— Begin —
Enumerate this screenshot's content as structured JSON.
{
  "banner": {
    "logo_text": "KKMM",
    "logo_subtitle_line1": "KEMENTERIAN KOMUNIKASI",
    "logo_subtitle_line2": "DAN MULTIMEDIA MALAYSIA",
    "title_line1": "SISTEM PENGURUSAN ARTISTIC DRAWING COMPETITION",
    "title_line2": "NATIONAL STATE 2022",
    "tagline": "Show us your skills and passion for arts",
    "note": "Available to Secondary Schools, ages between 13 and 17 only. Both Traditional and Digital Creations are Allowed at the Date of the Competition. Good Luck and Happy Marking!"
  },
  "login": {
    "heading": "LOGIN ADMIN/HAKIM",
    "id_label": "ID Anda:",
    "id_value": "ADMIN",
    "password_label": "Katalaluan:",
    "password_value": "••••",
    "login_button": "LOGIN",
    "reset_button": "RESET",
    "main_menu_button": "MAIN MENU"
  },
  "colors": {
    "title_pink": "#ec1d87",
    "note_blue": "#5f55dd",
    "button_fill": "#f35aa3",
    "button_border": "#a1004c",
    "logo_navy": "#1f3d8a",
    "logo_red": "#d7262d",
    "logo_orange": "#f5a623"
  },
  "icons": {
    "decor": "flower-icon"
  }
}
— End —
Transcribe the records above exactly as they appear.

### Written answer
Enumerate this screenshot's content as structured JSON.
{
  "banner": {
    "logo_text": "KKMM",
    "logo_subtitle_line1": "KEMENTERIAN KOMUNIKASI",
    "logo_subtitle_line2": "DAN MULTIMEDIA MALAYSIA",
    "title_line1": "SISTEM PENGURUSAN ARTISTIC DRAWING COMPETITION",
    "title_line2": "NATIONAL STATE 2022",
    "tagline": "Show us your skills and passion for arts",
    "note": "Available to Secondary Schools, ages between 13 and 17 only. Both Traditional and Digital Creations are Allowed at the Date of the Competition. Good Luck and Happy Marking!"
  },
  "login": {
    "heading": "LOGIN ADMIN/HAKIM",
    "id_label": "ID Anda:",
    "id_value": "ADMIN",
    "password_label": "Katalaluan:",
    "password_value": "••••",
    "login_button": "LOGIN",
    "reset_button": "RESET",
    "main_menu_button": "MAIN MENU"
  },
  "colors": {
    "title_pink": "#ec1d87",
    "note_blue": "#5f55dd",
    "button_fill": "#f35aa3",
    "button_border": "#a1004c",
    "logo_navy": "#1f3d8a",
    "logo_red": "#d7262d",
    "logo_orange": "#f5a623"
  },
  "icons": {
    "decor": "flower-icon"
  }
}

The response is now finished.